# ÉNONCÉ DU PROBLÈME 1
Recopiez sans rien changer le passage de l'article sur la mort de Bah Ag Moussa qui commence aux mots «La France a annoncé, vendredi, la» et s'arrête après «chercheuse à l’Iris.».

La France a annoncé, vendredi, la mort de Bah Ag Moussa, acteur majeur des rébellions touareg des années 1990 et 2000. Il serait responsable de plusieurs attaques contre les forces maliennes et internationales ces dernières années. Sa mort change-t-elle la situation sur le terrain, aussi bien militaire que politique ? Éléments de réponse avec Caroline Roussy, chercheuse à l’Iris.
« Un succès majeur dans la lutte contre le terrorisme ». C’est par ces mots que Florence Parly, la ministre des Armées, a annoncé, vendredi 13 novembre, la « neutralisation », au Mali, d’un cadre opérationnel jihadiste de tout premier plan lié à Al-Qaïda.
Décrit comme le « chef militaire » du Groupe de soutien à l’islam et aux musulmans »(GSIM) – aussi connu connu sous les acronymes RVIM ou JIN -, Bah Ag Moussa, a été tué dans une opération de la force Barkhane menée mardi dans le nord-est du Mali, à environ 100 kilomètres de Menaka.
Il avait déserté l’armée malienne dès 2012 pour rejoindre la rébellion et fonder avec Iyad Ag Ghali le groupe jihadiste Ansar Dine. Un de ses principaux succès aura été de réussir, en 2017, à unir sous la même bannière du GSIM, Al-Qaïda au Maghreb islamique (Aqmi) et d’autres groupes islamistes.
La mort de ce cadre historique de la mouvance jihadiste peut-elle faire évoluer la donne sécuritaire pour la force Barkhane ? Que révèle cette opération dans les relations entre Paris et le gouvernement de transition malien ? Caroline Roussy, chercheuse à l’Institut de relations internationales et stratégiques (Iris), répond aux questions de France 24.
France 24 : En juin, la France a annoncé la mort du chef historique d’Aqmi, une victoire essentiellement symbolique car Abdelmalek Droukdal n’était plus un homme de terrain. Celle du Touareg Bah Ag Moussa, membre fondateur d’Ansar Dine, peut-elle faire évoluer la situation sécuritaire ?
Caroline Roussy : C’est un coup porté au GSIM, notamment après les images, diffusées sur les réseaux sociaux, des retrouvailles des 200 jihadistes relâchés en échange de la libération de quatre otages dont la française Sophie Pétronin et Soumaïla Cissé, personnalité politique malienne de premier plan.
Cette image, même s’il y a tout lieu de se réjouir de la libération des otages, représente un camouflet pour la France. L’objectif des opérations qui se multiplient depuis le 30 octobre semble être la remobilisation des militaires de la force Barkhane, après le malaise suscité par la remise en liberté de ces centaines de jihadistes.
Militaire de formation, Bah Ag Moussa avait des notions stratégiques et de connaissances du terrain. Le tout est de savoir s’il avait formé des successeurs et si d’autres personnes de son acabit peuvent le remplacer. La mort de ce chef est donc significative, mais à moyen et long terme, je ne crois pas que cela change la donne sur le terrain car les troupes françaises doivent faire face à un ennemi aux contours de plus en plus flou.

# ÉNONCÉ DU PROBLÈME 2
Transformez les lignes de la liste en une liste JSON de chaînes, une chaîne par ligne et sans les lignes vides. Partez de la toute première ligne de la liste et arrêtez-vous après la ligne qui contient «label-g-tr2: G — [1577, 474, 1595, 505]», celle-ci comprise.

# Quelques enregistrements
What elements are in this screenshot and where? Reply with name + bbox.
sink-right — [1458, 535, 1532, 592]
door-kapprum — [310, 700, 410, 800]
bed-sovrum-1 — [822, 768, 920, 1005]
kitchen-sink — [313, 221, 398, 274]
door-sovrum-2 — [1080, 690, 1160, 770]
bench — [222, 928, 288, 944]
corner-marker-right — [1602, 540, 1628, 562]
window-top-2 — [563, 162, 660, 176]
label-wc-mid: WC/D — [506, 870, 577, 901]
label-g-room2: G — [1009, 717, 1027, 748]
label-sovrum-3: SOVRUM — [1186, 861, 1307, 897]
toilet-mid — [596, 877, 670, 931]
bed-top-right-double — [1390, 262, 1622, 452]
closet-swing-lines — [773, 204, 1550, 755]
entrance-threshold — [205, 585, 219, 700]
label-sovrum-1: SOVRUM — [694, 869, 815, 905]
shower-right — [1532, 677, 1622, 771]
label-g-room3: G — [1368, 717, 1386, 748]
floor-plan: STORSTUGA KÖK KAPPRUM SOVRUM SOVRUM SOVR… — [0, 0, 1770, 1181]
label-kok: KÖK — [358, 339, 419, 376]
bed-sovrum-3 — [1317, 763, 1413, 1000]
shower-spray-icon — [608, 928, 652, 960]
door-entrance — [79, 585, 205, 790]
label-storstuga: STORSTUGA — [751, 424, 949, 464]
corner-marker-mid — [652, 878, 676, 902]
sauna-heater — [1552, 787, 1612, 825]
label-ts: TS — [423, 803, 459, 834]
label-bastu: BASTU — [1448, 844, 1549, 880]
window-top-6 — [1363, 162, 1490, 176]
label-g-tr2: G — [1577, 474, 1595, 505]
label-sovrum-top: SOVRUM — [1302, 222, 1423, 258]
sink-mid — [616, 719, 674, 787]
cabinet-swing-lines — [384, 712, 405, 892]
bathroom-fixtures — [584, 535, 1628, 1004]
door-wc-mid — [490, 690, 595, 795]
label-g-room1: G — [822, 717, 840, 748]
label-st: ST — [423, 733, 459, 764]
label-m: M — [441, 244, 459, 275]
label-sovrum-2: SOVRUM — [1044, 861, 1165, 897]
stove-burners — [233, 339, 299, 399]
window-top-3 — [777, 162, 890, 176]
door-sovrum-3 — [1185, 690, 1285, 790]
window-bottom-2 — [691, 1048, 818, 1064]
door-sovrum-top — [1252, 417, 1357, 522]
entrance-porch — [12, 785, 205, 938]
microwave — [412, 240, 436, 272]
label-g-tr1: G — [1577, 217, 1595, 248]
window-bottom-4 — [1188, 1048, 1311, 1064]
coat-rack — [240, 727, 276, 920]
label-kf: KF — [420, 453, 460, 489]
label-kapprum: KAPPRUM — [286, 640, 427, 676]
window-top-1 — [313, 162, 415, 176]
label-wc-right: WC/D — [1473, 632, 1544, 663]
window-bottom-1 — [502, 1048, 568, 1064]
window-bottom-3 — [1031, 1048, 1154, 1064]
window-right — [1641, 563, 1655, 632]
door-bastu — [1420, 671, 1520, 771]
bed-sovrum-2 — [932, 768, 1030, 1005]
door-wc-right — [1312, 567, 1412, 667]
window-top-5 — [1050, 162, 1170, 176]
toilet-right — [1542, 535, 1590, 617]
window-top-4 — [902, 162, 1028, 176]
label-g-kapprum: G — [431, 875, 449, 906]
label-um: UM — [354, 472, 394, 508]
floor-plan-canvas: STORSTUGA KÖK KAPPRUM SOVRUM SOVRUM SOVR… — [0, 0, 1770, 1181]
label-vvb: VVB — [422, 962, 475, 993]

# BONNE RÉPONSE 1
La France a annoncé, vendredi, la mort de Bah Ag Moussa, acteur majeur des rébellions touareg des années 1990 et 2000. Il serait responsable de plusieurs attaques contre les forces maliennes et internationales ces dernières années. Sa mort change-t-elle la situation sur le terrain, aussi bien militaire que politique ? Éléments de réponse avec Caroline Roussy, chercheuse à l’Iris.

# BONNE RÉPONSE 2
[
  "What elements are in this screenshot and where? Reply with name + bbox.",
  "sink-right — [1458, 535, 1532, 592]",
  "door-kapprum — [310, 700, 410, 800]",
  "bed-sovrum-1 — [822, 768, 920, 1005]",
  "kitchen-sink — [313, 221, 398, 274]",
  "door-sovrum-2 — [1080, 690, 1160, 770]",
  "bench — [222, 928, 288, 944]",
  "corner-marker-right — [1602, 540, 1628, 562]",
  "window-top-2 — [563, 162, 660, 176]",
  "label-wc-mid: WC/D — [506, 870, 577, 901]",
  "label-g-room2: G — [1009, 717, 1027, 748]",
  "label-sovrum-3: SOVRUM — [1186, 861, 1307, 897]",
  "toilet-mid — [596, 877, 670, 931]",
  "bed-top-right-double — [1390, 262, 1622, 452]",
  "closet-swing-lines — [773, 204, 1550, 755]",
  "entrance-threshold — [205, 585, 219, 700]",
  "label-sovrum-1: SOVRUM — [694, 869, 815, 905]",
  "shower-right — [1532, 677, 1622, 771]",
  "label-g-room3: G — [1368, 717, 1386, 748]",
  "floor-plan: STORSTUGA KÖK KAPPRUM SOVRUM SOVRUM SOVR… — [0, 0, 1770, 1181]",
  "label-kok: KÖK — [358, 339, 419, 376]",
  "bed-sovrum-3 — [1317, 763, 1413, 1000]",
  "shower-spray-icon — [608, 928, 652, 960]",
  "door-entrance — [79, 585, 205, 790]",
  "label-storstuga: STORSTUGA — [751, 424, 949, 464]",
  "corner-marker-mid — [652, 878, 676, 902]",
  "sauna-heater — [1552, 787, 1612, 825]",
  "label-ts: TS — [423, 803, 459, 834]",
  "label-bastu: BASTU — [1448, 844, 1549, 880]",
  "window-top-6 — [1363, 162, 1490, 176]",
  "label-g-tr2: G — [1577, 474, 1595, 505]"
]